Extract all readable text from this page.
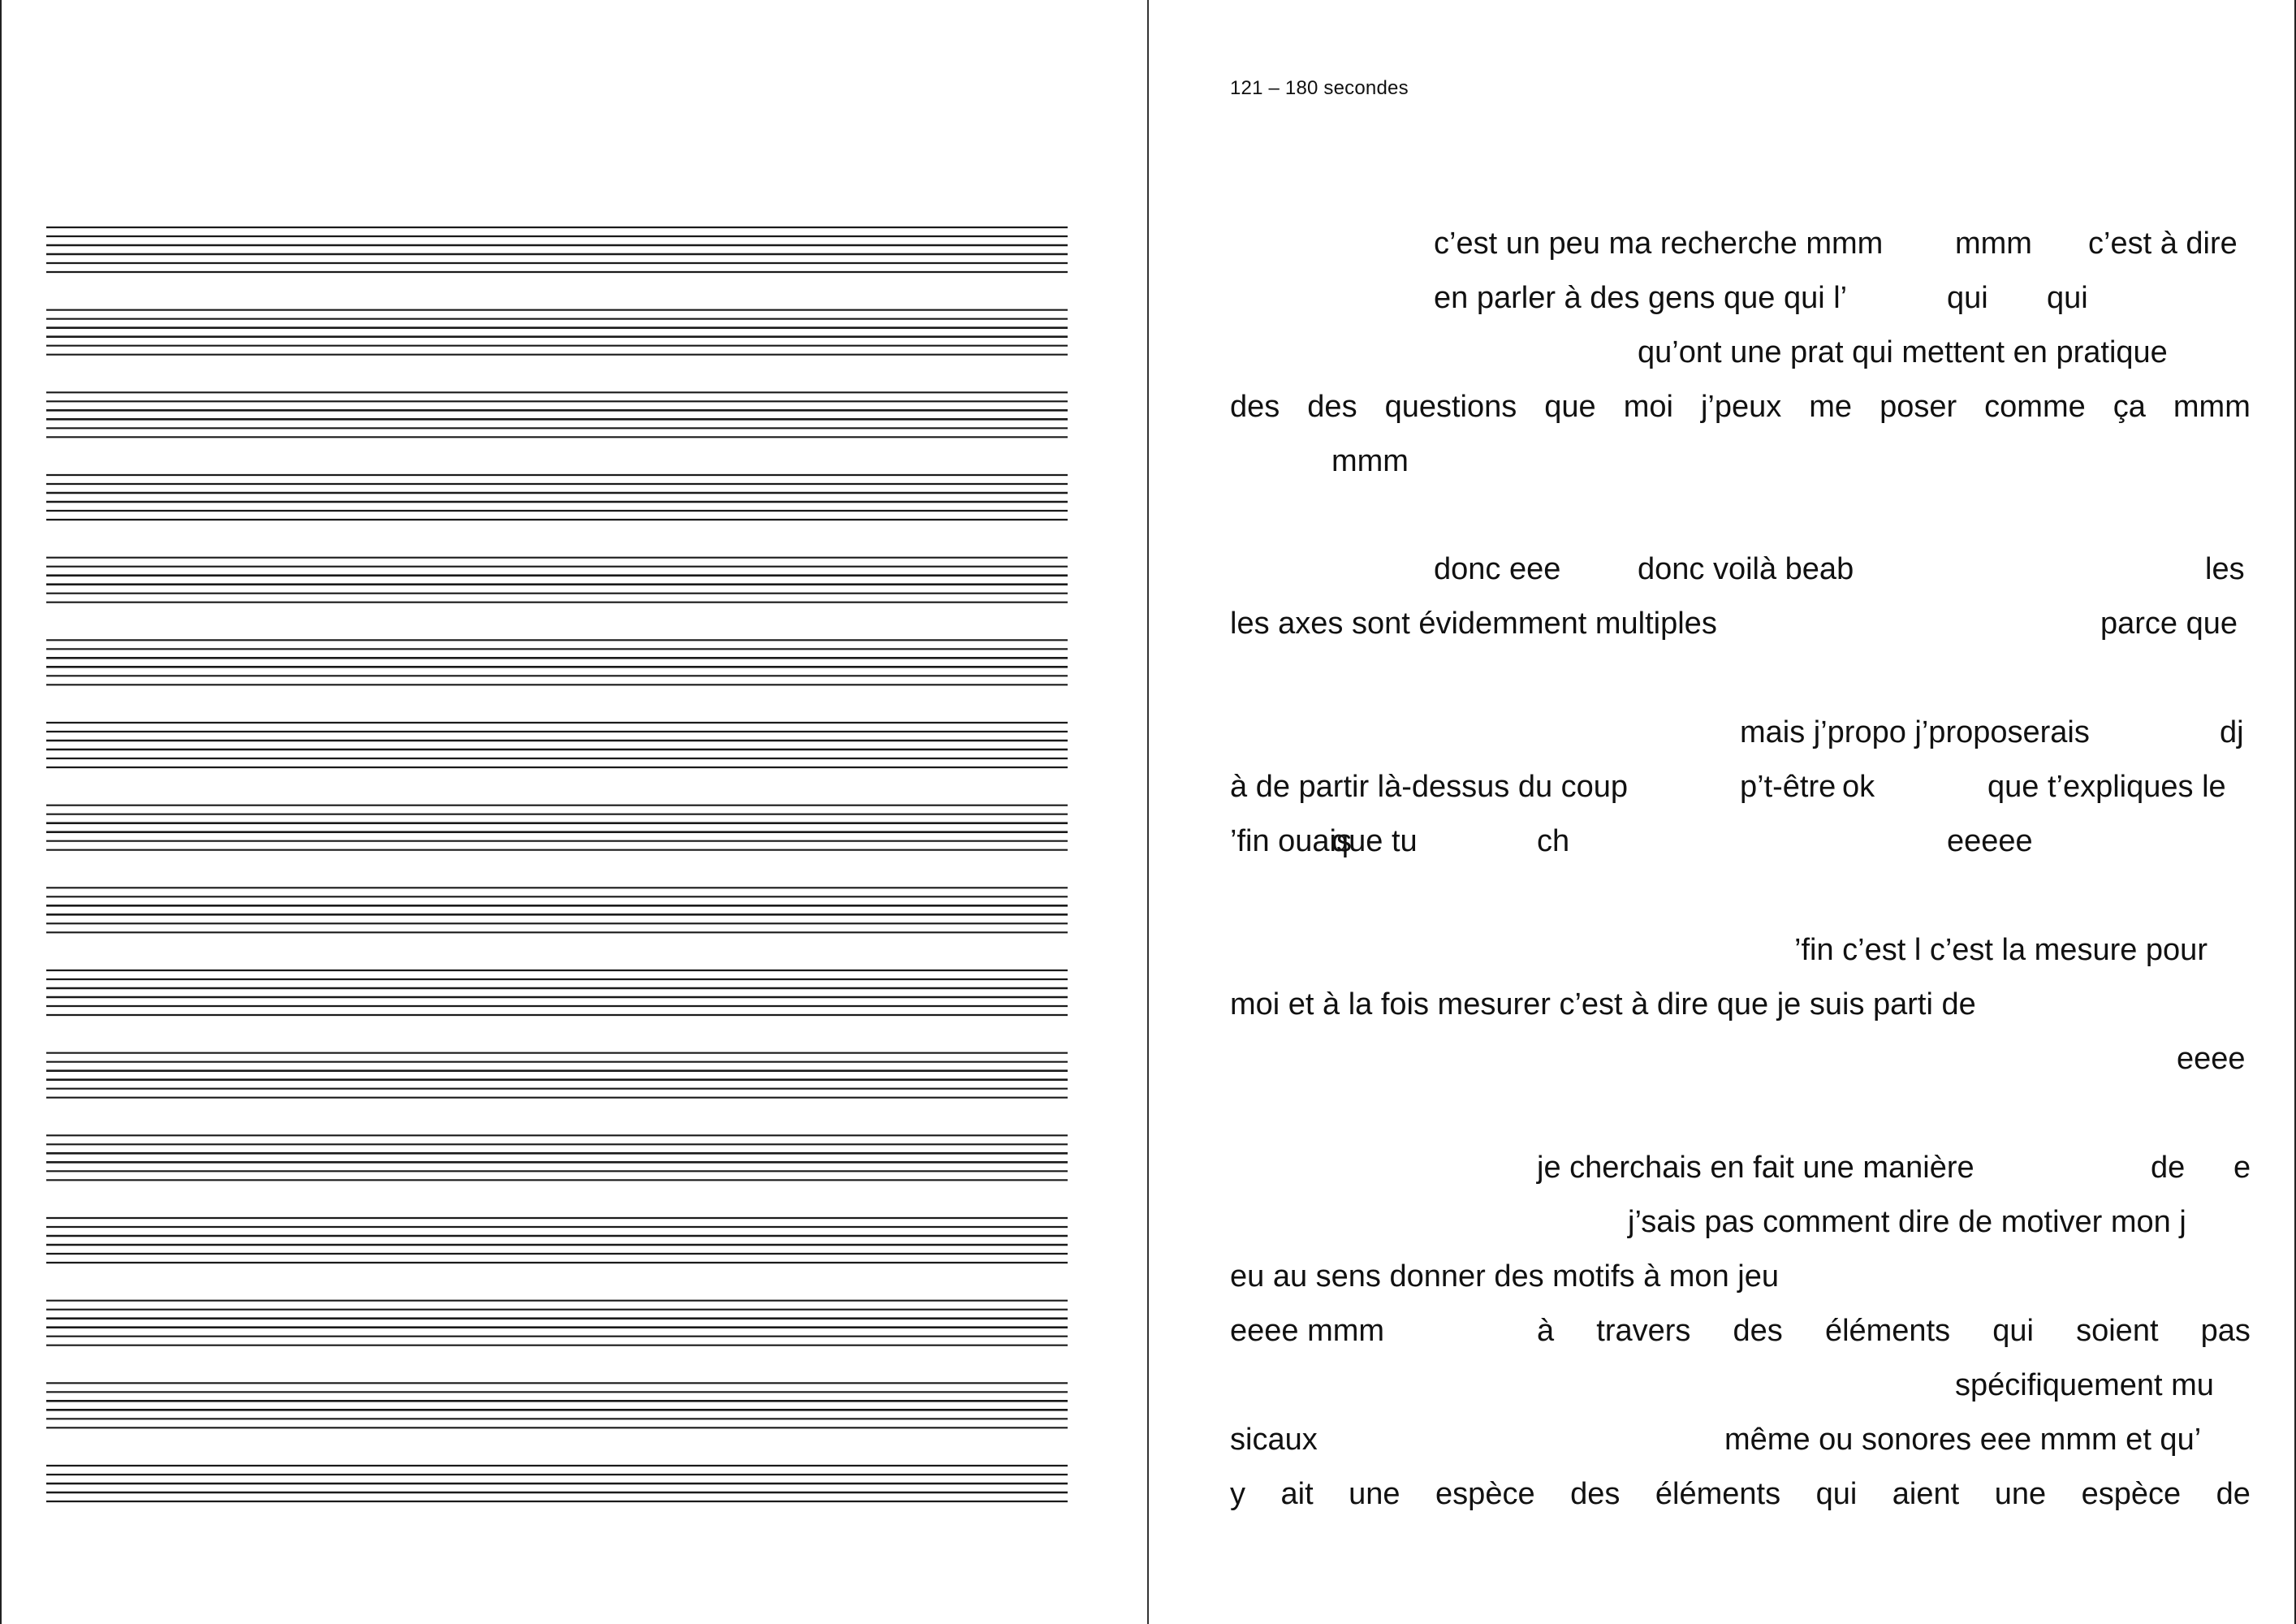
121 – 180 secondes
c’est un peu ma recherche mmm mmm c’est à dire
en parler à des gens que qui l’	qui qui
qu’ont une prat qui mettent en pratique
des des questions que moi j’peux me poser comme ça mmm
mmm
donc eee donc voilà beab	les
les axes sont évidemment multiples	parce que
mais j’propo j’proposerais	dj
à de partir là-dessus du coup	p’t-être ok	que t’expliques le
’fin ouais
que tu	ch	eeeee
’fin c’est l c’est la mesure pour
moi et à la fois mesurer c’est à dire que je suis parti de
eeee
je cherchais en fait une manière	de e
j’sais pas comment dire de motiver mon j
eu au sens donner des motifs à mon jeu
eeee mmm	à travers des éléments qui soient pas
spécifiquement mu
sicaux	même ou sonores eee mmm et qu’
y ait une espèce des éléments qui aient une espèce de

═══

> Goal of the exercise
Report each line of the material above where the word "dire" appears.

> Response for this exercise
c’est un peu ma recherche mmm mmm c’est à dire
moi et à la fois mesurer c’est à dire que je suis parti de
j’sais pas comment dire de motiver mon j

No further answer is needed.